# Work to do:
Copy out every line that contains the word "name".

Recorded data
---------------
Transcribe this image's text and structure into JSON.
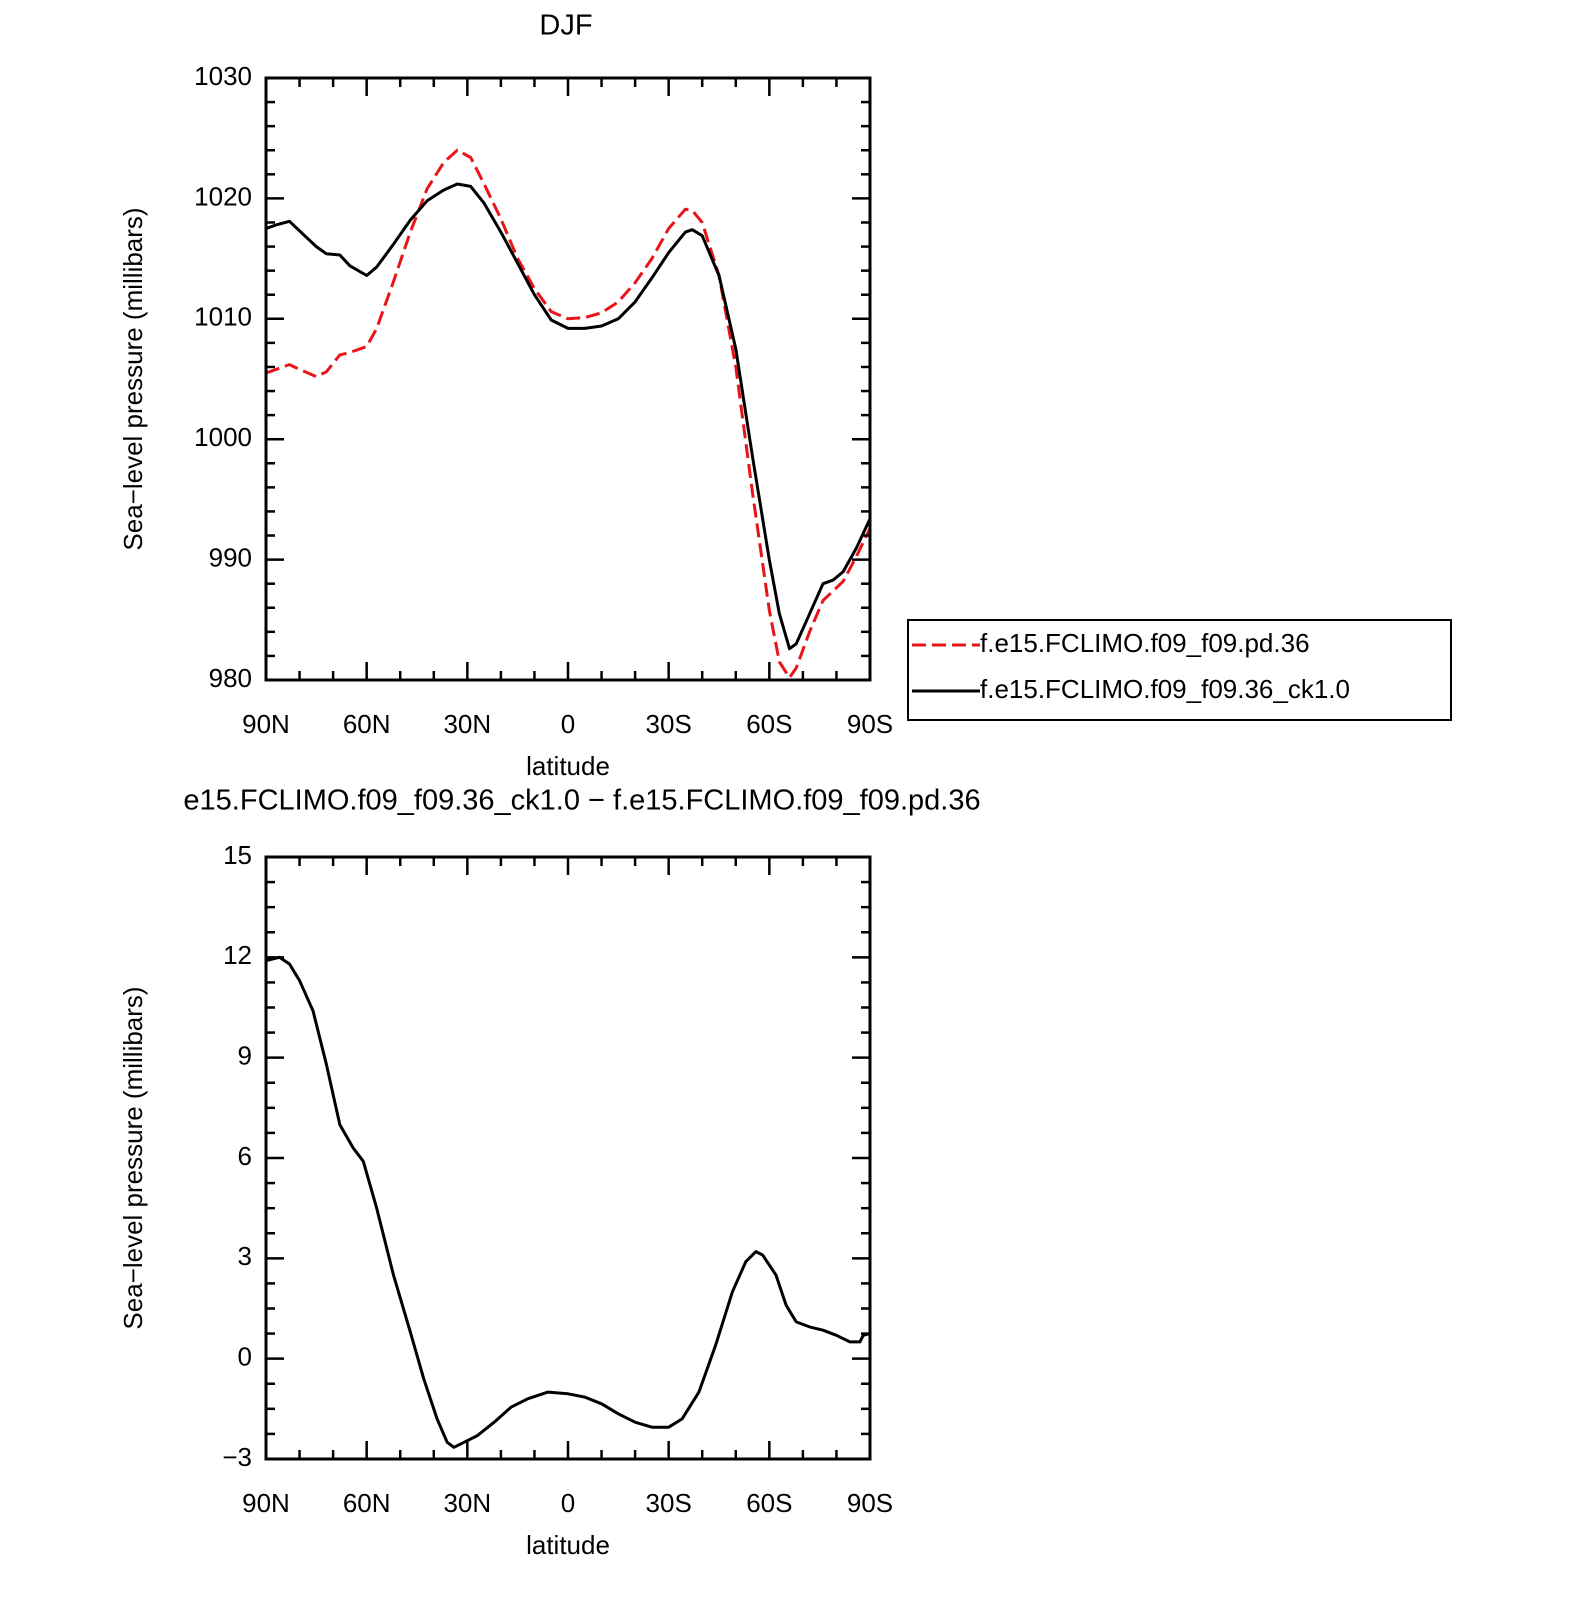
{
  "chart_data": [
    {
      "type": "line",
      "title": "DJF",
      "xlabel": "latitude",
      "ylabel": "Sea−level pressure (millibars)",
      "xlim": [
        90,
        -90
      ],
      "xticks": [
        {
          "value": 90,
          "label": "90N"
        },
        {
          "value": 60,
          "label": "60N"
        },
        {
          "value": 30,
          "label": "30N"
        },
        0,
        {
          "value": -30,
          "label": "30S"
        },
        {
          "value": -60,
          "label": "60S"
        },
        {
          "value": -90,
          "label": "90S"
        }
      ],
      "xminorticks": [
        80,
        70,
        50,
        40,
        20,
        10,
        -10,
        -20,
        -40,
        -50,
        -70,
        -80
      ],
      "ylim": [
        980,
        1030
      ],
      "yticks": [
        980,
        990,
        1000,
        1010,
        1020,
        1030
      ],
      "yminorticks": [
        982,
        984,
        986,
        988,
        992,
        994,
        996,
        998,
        1002,
        1004,
        1006,
        1008,
        1012,
        1014,
        1016,
        1018,
        1022,
        1024,
        1026,
        1028
      ],
      "legend": "right",
      "x": [
        90,
        87,
        83,
        80,
        75,
        72,
        68,
        65,
        60,
        57,
        52,
        47,
        42,
        37,
        33,
        29,
        25,
        20,
        15,
        10,
        5,
        0,
        -5,
        -10,
        -15,
        -20,
        -25,
        -30,
        -35,
        -37,
        -40,
        -45,
        -50,
        -55,
        -60,
        -63,
        -66,
        -68,
        -72,
        -76,
        -79,
        -82,
        -86,
        -90
      ],
      "series": [
        {
          "name": "f.e15.FCLIMO.f09_f09.pd.36",
          "color": "#e8141a",
          "dashed": true,
          "values": [
            1005.5,
            1005.8,
            1006.2,
            1005.8,
            1005.2,
            1005.6,
            1007.0,
            1007.2,
            1007.7,
            1009.2,
            1013.1,
            1017.2,
            1020.8,
            1023.0,
            1024.0,
            1023.4,
            1021.2,
            1018.3,
            1015.0,
            1012.5,
            1010.6,
            1010.0,
            1010.1,
            1010.5,
            1011.4,
            1013.0,
            1015.0,
            1017.5,
            1019.1,
            1019.0,
            1018.0,
            1013.6,
            1006.0,
            995.5,
            985.8,
            981.5,
            980.2,
            981.0,
            984.0,
            986.6,
            987.4,
            988.2,
            990.3,
            992.6
          ]
        },
        {
          "name": "f.e15.FCLIMO.f09_f09.36_ck1.0",
          "color": "#000000",
          "dashed": false,
          "values": [
            1017.5,
            1017.8,
            1018.1,
            1017.3,
            1016.0,
            1015.4,
            1015.3,
            1014.4,
            1013.6,
            1014.3,
            1016.2,
            1018.2,
            1019.8,
            1020.7,
            1021.2,
            1021.0,
            1019.6,
            1017.2,
            1014.6,
            1012.0,
            1009.9,
            1009.2,
            1009.2,
            1009.4,
            1010.0,
            1011.4,
            1013.4,
            1015.5,
            1017.2,
            1017.4,
            1016.9,
            1013.6,
            1007.5,
            998.5,
            990.0,
            985.5,
            982.6,
            983.0,
            985.5,
            988.0,
            988.3,
            989.0,
            991.0,
            993.4
          ]
        }
      ]
    },
    {
      "type": "line",
      "title": "e15.FCLIMO.f09_f09.36_ck1.0 − f.e15.FCLIMO.f09_f09.pd.36",
      "xlabel": "latitude",
      "ylabel": "Sea−level pressure (millibars)",
      "xlim": [
        90,
        -90
      ],
      "xticks": [
        {
          "value": 90,
          "label": "90N"
        },
        {
          "value": 60,
          "label": "60N"
        },
        {
          "value": 30,
          "label": "30N"
        },
        0,
        {
          "value": -30,
          "label": "30S"
        },
        {
          "value": -60,
          "label": "60S"
        },
        {
          "value": -90,
          "label": "90S"
        }
      ],
      "xminorticks": [
        80,
        70,
        50,
        40,
        20,
        10,
        -10,
        -20,
        -40,
        -50,
        -70,
        -80
      ],
      "ylim": [
        -3,
        15
      ],
      "yticks": [
        {
          "value": -3,
          "label": "−3"
        },
        0,
        3,
        6,
        9,
        12,
        15
      ],
      "yminorticks": [
        -2.25,
        -1.5,
        -0.75,
        0.75,
        1.5,
        2.25,
        3.75,
        4.5,
        5.25,
        6.75,
        7.5,
        8.25,
        9.75,
        10.5,
        11.25,
        12.75,
        13.5,
        14.25
      ],
      "x": [
        90,
        86,
        83,
        80,
        76,
        72,
        68,
        64,
        61,
        57,
        52,
        47,
        43,
        39,
        36,
        34,
        31,
        27,
        22,
        17,
        12,
        6,
        0,
        -5,
        -10,
        -15,
        -20,
        -25,
        -30,
        -34,
        -39,
        -44,
        -49,
        -53,
        -56,
        -58,
        -62,
        -65,
        -68,
        -72,
        -76,
        -80,
        -84,
        -87,
        -88,
        -90
      ],
      "series": [
        {
          "color": "#000000",
          "dashed": false,
          "values": [
            11.9,
            12.0,
            11.8,
            11.3,
            10.4,
            8.8,
            7.0,
            6.3,
            5.9,
            4.5,
            2.5,
            0.8,
            -0.6,
            -1.8,
            -2.5,
            -2.65,
            -2.5,
            -2.3,
            -1.9,
            -1.45,
            -1.2,
            -1.0,
            -1.05,
            -1.15,
            -1.35,
            -1.65,
            -1.9,
            -2.05,
            -2.05,
            -1.8,
            -1.0,
            0.4,
            2.0,
            2.9,
            3.2,
            3.1,
            2.5,
            1.6,
            1.1,
            0.95,
            0.85,
            0.7,
            0.5,
            0.5,
            0.7,
            0.75
          ]
        }
      ]
    }
  ]
}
---------------
# Response for this exercise:
          "name": "f.e15.FCLIMO.f09_f09.pd.36",
          "name": "f.e15.FCLIMO.f09_f09.36_ck1.0",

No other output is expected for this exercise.